Copy out every line of the records where the string "data" occurs.
>> begin Task material
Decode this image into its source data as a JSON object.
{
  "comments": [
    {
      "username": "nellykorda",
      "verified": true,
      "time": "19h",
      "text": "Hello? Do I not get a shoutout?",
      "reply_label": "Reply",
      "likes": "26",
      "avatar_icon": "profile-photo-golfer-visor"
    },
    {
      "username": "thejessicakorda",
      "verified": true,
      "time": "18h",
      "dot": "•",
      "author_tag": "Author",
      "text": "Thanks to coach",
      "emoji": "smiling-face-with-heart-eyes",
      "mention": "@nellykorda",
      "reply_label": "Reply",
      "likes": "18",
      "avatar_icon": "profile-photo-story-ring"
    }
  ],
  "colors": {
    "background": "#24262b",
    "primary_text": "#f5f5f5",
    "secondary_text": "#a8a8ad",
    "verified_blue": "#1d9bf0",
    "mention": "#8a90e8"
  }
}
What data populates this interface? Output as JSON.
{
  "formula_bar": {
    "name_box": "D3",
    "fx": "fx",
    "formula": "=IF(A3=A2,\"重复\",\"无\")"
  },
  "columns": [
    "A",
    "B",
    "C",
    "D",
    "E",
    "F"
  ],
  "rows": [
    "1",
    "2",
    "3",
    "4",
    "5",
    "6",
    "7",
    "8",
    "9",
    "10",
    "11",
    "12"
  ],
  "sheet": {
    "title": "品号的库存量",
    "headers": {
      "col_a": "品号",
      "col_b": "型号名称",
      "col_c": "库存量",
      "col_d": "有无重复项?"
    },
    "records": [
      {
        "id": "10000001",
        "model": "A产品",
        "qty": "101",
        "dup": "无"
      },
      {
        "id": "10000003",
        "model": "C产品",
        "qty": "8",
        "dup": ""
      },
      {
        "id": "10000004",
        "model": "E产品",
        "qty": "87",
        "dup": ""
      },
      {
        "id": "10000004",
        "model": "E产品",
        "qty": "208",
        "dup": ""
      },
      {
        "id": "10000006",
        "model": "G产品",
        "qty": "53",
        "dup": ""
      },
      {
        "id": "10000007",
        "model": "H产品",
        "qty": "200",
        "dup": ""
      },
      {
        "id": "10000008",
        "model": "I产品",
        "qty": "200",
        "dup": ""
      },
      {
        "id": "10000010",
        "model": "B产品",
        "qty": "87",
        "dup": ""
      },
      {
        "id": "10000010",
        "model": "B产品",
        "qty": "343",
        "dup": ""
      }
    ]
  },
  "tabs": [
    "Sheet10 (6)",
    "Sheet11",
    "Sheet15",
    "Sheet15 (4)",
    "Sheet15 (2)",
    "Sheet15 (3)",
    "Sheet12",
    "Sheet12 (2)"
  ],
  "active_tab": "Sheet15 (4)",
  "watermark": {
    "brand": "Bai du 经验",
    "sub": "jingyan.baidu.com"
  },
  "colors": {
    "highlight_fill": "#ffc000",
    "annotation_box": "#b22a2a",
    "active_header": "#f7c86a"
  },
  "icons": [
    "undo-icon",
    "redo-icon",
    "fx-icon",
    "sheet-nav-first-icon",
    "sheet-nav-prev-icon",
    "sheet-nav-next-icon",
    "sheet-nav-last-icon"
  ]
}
>> end Task material
>> begin Task material
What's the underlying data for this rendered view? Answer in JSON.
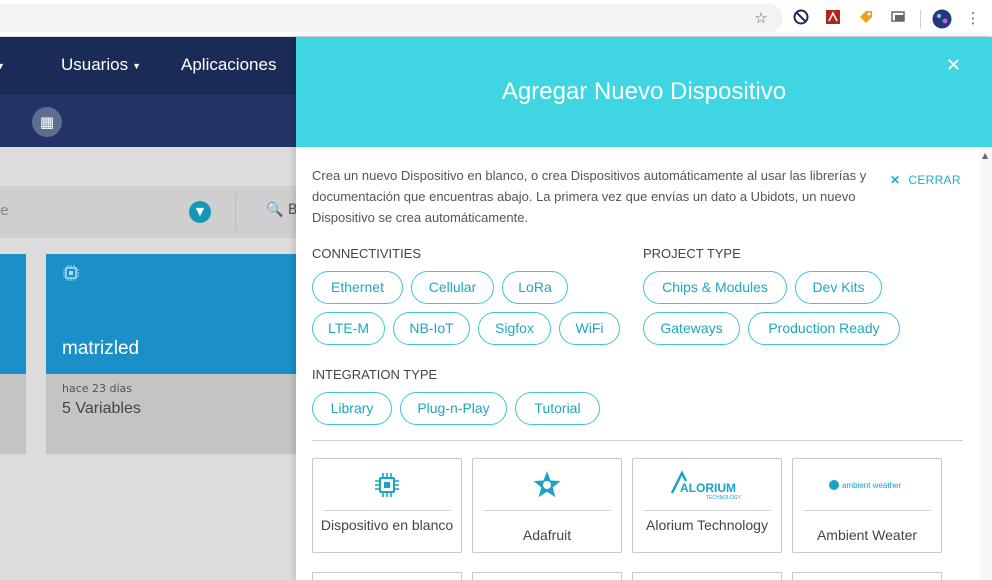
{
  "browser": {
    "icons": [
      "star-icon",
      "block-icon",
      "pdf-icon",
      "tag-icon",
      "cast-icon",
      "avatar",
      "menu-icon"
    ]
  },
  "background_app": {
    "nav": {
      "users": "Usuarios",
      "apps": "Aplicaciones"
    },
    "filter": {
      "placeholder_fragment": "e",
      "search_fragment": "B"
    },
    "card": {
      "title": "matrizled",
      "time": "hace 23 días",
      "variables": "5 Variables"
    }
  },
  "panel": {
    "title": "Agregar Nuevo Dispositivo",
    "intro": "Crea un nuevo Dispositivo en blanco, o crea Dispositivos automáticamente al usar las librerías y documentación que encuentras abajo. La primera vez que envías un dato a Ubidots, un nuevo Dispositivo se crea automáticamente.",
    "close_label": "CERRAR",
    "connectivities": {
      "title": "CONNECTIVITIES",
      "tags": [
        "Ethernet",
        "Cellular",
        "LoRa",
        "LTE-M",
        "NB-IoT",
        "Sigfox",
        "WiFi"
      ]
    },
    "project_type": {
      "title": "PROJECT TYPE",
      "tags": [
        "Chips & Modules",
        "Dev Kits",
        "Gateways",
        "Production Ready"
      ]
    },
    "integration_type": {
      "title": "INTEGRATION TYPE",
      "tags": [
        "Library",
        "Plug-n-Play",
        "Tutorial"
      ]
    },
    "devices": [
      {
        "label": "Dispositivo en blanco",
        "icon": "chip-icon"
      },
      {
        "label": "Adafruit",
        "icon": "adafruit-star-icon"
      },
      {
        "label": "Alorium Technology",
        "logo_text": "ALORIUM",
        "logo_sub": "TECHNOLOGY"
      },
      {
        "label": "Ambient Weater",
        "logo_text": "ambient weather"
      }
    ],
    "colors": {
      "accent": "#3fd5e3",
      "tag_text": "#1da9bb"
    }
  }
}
>> end Task material
> Output for this exercise
Decode this image into its source data as a JSON object.
What data populates this interface? Output as JSON.
What's the underlying data for this rendered view? Answer in JSON.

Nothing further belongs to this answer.